Entries from a dataset
^^^^^^^^^^^^^^^^
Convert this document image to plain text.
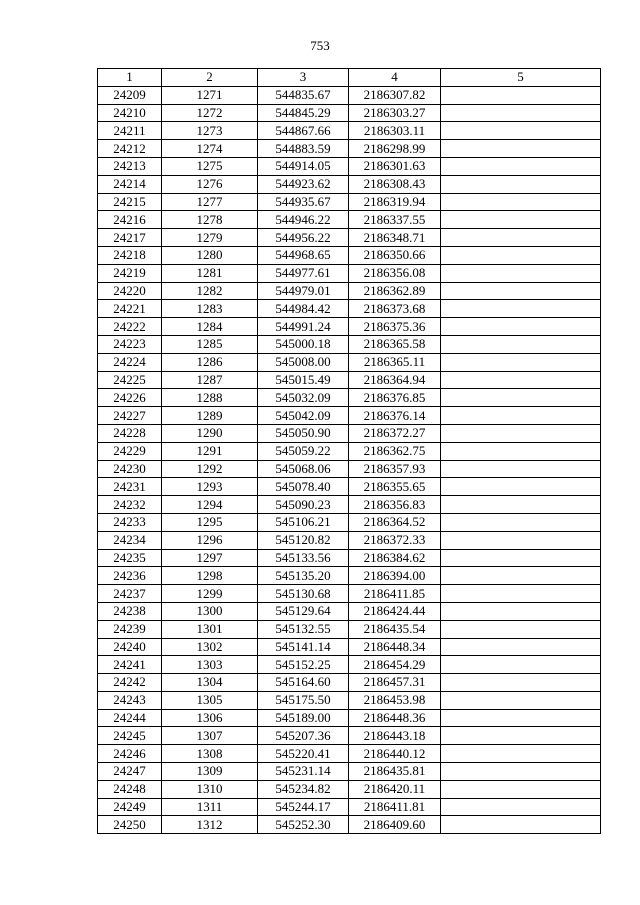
753
1	2	3	4	5
24209	1271	544835.67	2186307.82	
24210	1272	544845.29	2186303.27	
24211	1273	544867.66	2186303.11	
24212	1274	544883.59	2186298.99	
24213	1275	544914.05	2186301.63	
24214	1276	544923.62	2186308.43	
24215	1277	544935.67	2186319.94	
24216	1278	544946.22	2186337.55	
24217	1279	544956.22	2186348.71	
24218	1280	544968.65	2186350.66	
24219	1281	544977.61	2186356.08	
24220	1282	544979.01	2186362.89	
24221	1283	544984.42	2186373.68	
24222	1284	544991.24	2186375.36	
24223	1285	545000.18	2186365.58	
24224	1286	545008.00	2186365.11	
24225	1287	545015.49	2186364.94	
24226	1288	545032.09	2186376.85	
24227	1289	545042.09	2186376.14	
24228	1290	545050.90	2186372.27	
24229	1291	545059.22	2186362.75	
24230	1292	545068.06	2186357.93	
24231	1293	545078.40	2186355.65	
24232	1294	545090.23	2186356.83	
24233	1295	545106.21	2186364.52	
24234	1296	545120.82	2186372.33	
24235	1297	545133.56	2186384.62	
24236	1298	545135.20	2186394.00	
24237	1299	545130.68	2186411.85	
24238	1300	545129.64	2186424.44	
24239	1301	545132.55	2186435.54	
24240	1302	545141.14	2186448.34	
24241	1303	545152.25	2186454.29	
24242	1304	545164.60	2186457.31	
24243	1305	545175.50	2186453.98	
24244	1306	545189.00	2186448.36	
24245	1307	545207.36	2186443.18	
24246	1308	545220.41	2186440.12	
24247	1309	545231.14	2186435.81	
24248	1310	545234.82	2186420.11	
24249	1311	545244.17	2186411.81	
24250	1312	545252.30	2186409.60	
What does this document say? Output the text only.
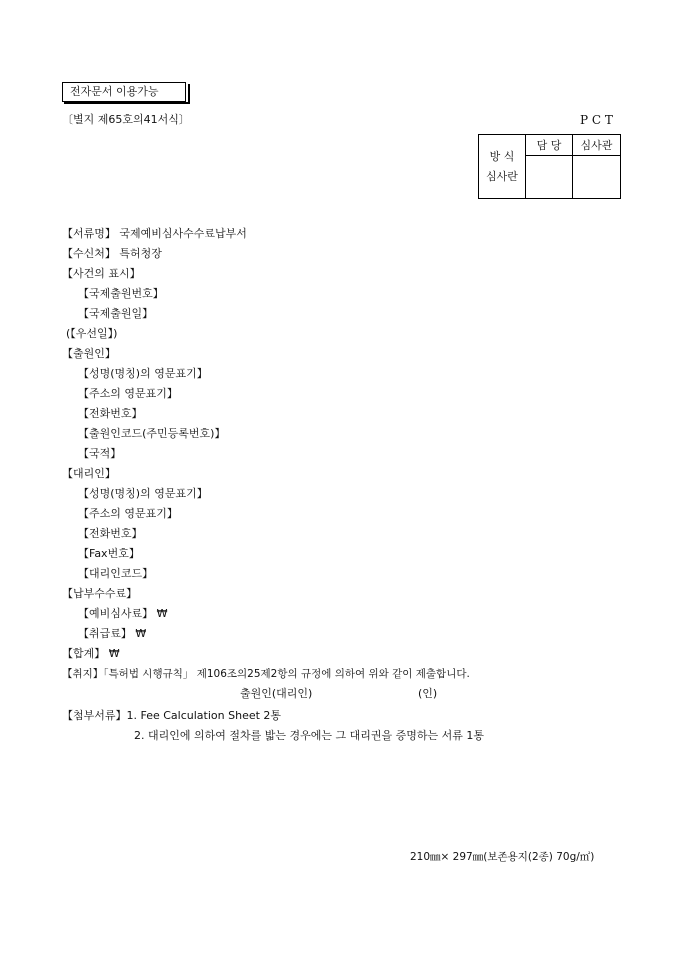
전자문서 이용가능
〔별지 제65호의41서식〕	P C T
방 식
심사란	담 당	심사관

【서류명】 국제예비심사수수료납부서
【수신처】 특허청장
【사건의 표시】
【국제출원번호】
【국제출원일】
(【우선일】)
【출원인】
【성명(명칭)의 영문표기】
【주소의 영문표기】
【전화번호】
【출원인코드(주민등록번호)】
【국적】
【대리인】
【성명(명칭)의 영문표기】
【주소의 영문표기】
【전화번호】
【Fax번호】
【대리인코드】
【납부수수료】
【예비심사료】 ₩
【취급료】 ₩
【합계】 ₩
【취지】「특허법 시행규칙」 제106조의25제2항의 규정에 의하여 위와 같이 제출합니다.
출원인(대리인)	(인)
【첨부서류】1. Fee Calculation Sheet 2통
2. 대리인에 의하여 절차를 밟는 경우에는 그 대리권을 증명하는 서류 1통
210㎜× 297㎜(보존용지(2종) 70g/㎡)
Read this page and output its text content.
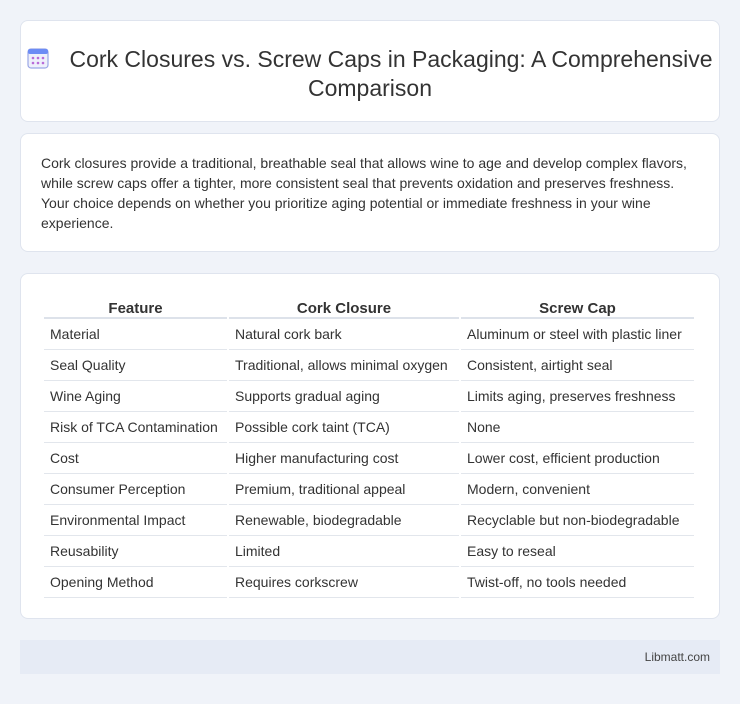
Cork Closures vs. Screw Caps in Packaging: A Comprehensive Comparison

Cork closures provide a traditional, breathable seal that allows wine to age and develop complex flavors, while screw caps offer a tighter, more consistent seal that prevents oxidation and preserves freshness. Your choice depends on whether you prioritize aging potential or immediate freshness in your wine experience.

Feature	Cork Closure	Screw Cap
Material	Natural cork bark	Aluminum or steel with plastic liner
Seal Quality	Traditional, allows minimal oxygen	Consistent, airtight seal
Wine Aging	Supports gradual aging	Limits aging, preserves freshness
Risk of TCA Contamination	Possible cork taint (TCA)	None
Cost	Higher manufacturing cost	Lower cost, efficient production
Consumer Perception	Premium, traditional appeal	Modern, convenient
Environmental Impact	Renewable, biodegradable	Recyclable but non-biodegradable
Reusability	Limited	Easy to reseal
Opening Method	Requires corkscrew	Twist-off, no tools needed
Libmatt.com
^^^^^^^^^^^^^^^^
The data above should be repeated exactly, minus any pictures.

Convert this document image to plain text.
753
1	2	3	4	5
24209	1271	544835.67	2186307.82	
24210	1272	544845.29	2186303.27	
24211	1273	544867.66	2186303.11	
24212	1274	544883.59	2186298.99	
24213	1275	544914.05	2186301.63	
24214	1276	544923.62	2186308.43	
24215	1277	544935.67	2186319.94	
24216	1278	544946.22	2186337.55	
24217	1279	544956.22	2186348.71	
24218	1280	544968.65	2186350.66	
24219	1281	544977.61	2186356.08	
24220	1282	544979.01	2186362.89	
24221	1283	544984.42	2186373.68	
24222	1284	544991.24	2186375.36	
24223	1285	545000.18	2186365.58	
24224	1286	545008.00	2186365.11	
24225	1287	545015.49	2186364.94	
24226	1288	545032.09	2186376.85	
24227	1289	545042.09	2186376.14	
24228	1290	545050.90	2186372.27	
24229	1291	545059.22	2186362.75	
24230	1292	545068.06	2186357.93	
24231	1293	545078.40	2186355.65	
24232	1294	545090.23	2186356.83	
24233	1295	545106.21	2186364.52	
24234	1296	545120.82	2186372.33	
24235	1297	545133.56	2186384.62	
24236	1298	545135.20	2186394.00	
24237	1299	545130.68	2186411.85	
24238	1300	545129.64	2186424.44	
24239	1301	545132.55	2186435.54	
24240	1302	545141.14	2186448.34	
24241	1303	545152.25	2186454.29	
24242	1304	545164.60	2186457.31	
24243	1305	545175.50	2186453.98	
24244	1306	545189.00	2186448.36	
24245	1307	545207.36	2186443.18	
24246	1308	545220.41	2186440.12	
24247	1309	545231.14	2186435.81	
24248	1310	545234.82	2186420.11	
24249	1311	545244.17	2186411.81	
24250	1312	545252.30	2186409.60	
What does this document say? Output the text only.
전자문서 이용가능
〔별지 제65호의41서식〕	P C T
방 식
심사란	담 당	심사관

【서류명】 국제예비심사수수료납부서
【수신처】 특허청장
【사건의 표시】
【국제출원번호】
【국제출원일】
(【우선일】)
【출원인】
【성명(명칭)의 영문표기】
【주소의 영문표기】
【전화번호】
【출원인코드(주민등록번호)】
【국적】
【대리인】
【성명(명칭)의 영문표기】
【주소의 영문표기】
【전화번호】
【Fax번호】
【대리인코드】
【납부수수료】
【예비심사료】 ₩
【취급료】 ₩
【합계】 ₩
【취지】「특허법 시행규칙」 제106조의25제2항의 규정에 의하여 위와 같이 제출합니다.
출원인(대리인)	(인)
【첨부서류】1. Fee Calculation Sheet 2통
2. 대리인에 의하여 절차를 밟는 경우에는 그 대리권을 증명하는 서류 1통
210㎜× 297㎜(보존용지(2종) 70g/㎡)
Read this page and output its text content.
Cork Closures vs. Screw Caps in Packaging: A Comprehensive Comparison

Cork closures provide a traditional, breathable seal that allows wine to age and develop complex flavors, while screw caps offer a tighter, more consistent seal that prevents oxidation and preserves freshness. Your choice depends on whether you prioritize aging potential or immediate freshness in your wine experience.

Feature	Cork Closure	Screw Cap
Material	Natural cork bark	Aluminum or steel with plastic liner
Seal Quality	Traditional, allows minimal oxygen	Consistent, airtight seal
Wine Aging	Supports gradual aging	Limits aging, preserves freshness
Risk of TCA Contamination	Possible cork taint (TCA)	None
Cost	Higher manufacturing cost	Lower cost, efficient production
Consumer Perception	Premium, traditional appeal	Modern, convenient
Environmental Impact	Renewable, biodegradable	Recyclable but non-biodegradable
Reusability	Limited	Easy to reseal
Opening Method	Requires corkscrew	Twist-off, no tools needed
Libmatt.com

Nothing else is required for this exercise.